▶ _WHAT NEEDS TO BE DONE_: Make an exact copy of all the data, pictures excluded.

*** GIVEN INFORMATION Section Begins ***

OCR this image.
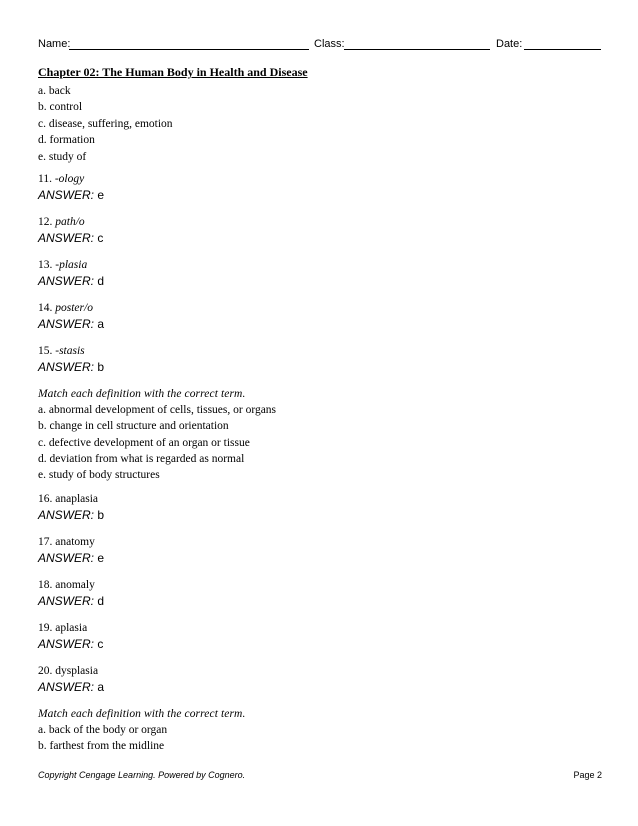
Name:	Class:	Date:
Chapter 02: The Human Body in Health and Disease
a. back
b. control
c. disease, suffering, emotion
d. formation
e. study of
11. -ology
ANSWER: e
12. path/o
ANSWER: c
13. -plasia
ANSWER: d
14. poster/o
ANSWER: a
15. -stasis
ANSWER: b
Match each definition with the correct term.
a. abnormal development of cells, tissues, or organs
b. change in cell structure and orientation
c. defective development of an organ or tissue
d. deviation from what is regarded as normal
e. study of body structures
16. anaplasia
ANSWER: b
17. anatomy
ANSWER: e
18. anomaly
ANSWER: d
19. aplasia
ANSWER: c
20. dysplasia
ANSWER: a
Match each definition with the correct term.
a. back of the body or organ
b. farthest from the midline
Copyright Cengage Learning. Powered by Cognero.	Page 2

*** GIVEN INFORMATION Section Ends ***

▶ _SOLVED PROBLEM_:
OCR this image.
Name:	Class:	Date:
Chapter 02: The Human Body in Health and Disease
a. back
b. control
c. disease, suffering, emotion
d. formation
e. study of
11. -ology
ANSWER: e
12. path/o
ANSWER: c
13. -plasia
ANSWER: d
14. poster/o
ANSWER: a
15. -stasis
ANSWER: b
Match each definition with the correct term.
a. abnormal development of cells, tissues, or organs
b. change in cell structure and orientation
c. defective development of an organ or tissue
d. deviation from what is regarded as normal
e. study of body structures
16. anaplasia
ANSWER: b
17. anatomy
ANSWER: e
18. anomaly
ANSWER: d
19. aplasia
ANSWER: c
20. dysplasia
ANSWER: a
Match each definition with the correct term.
a. back of the body or organ
b. farthest from the midline
Copyright Cengage Learning. Powered by Cognero.	Page 2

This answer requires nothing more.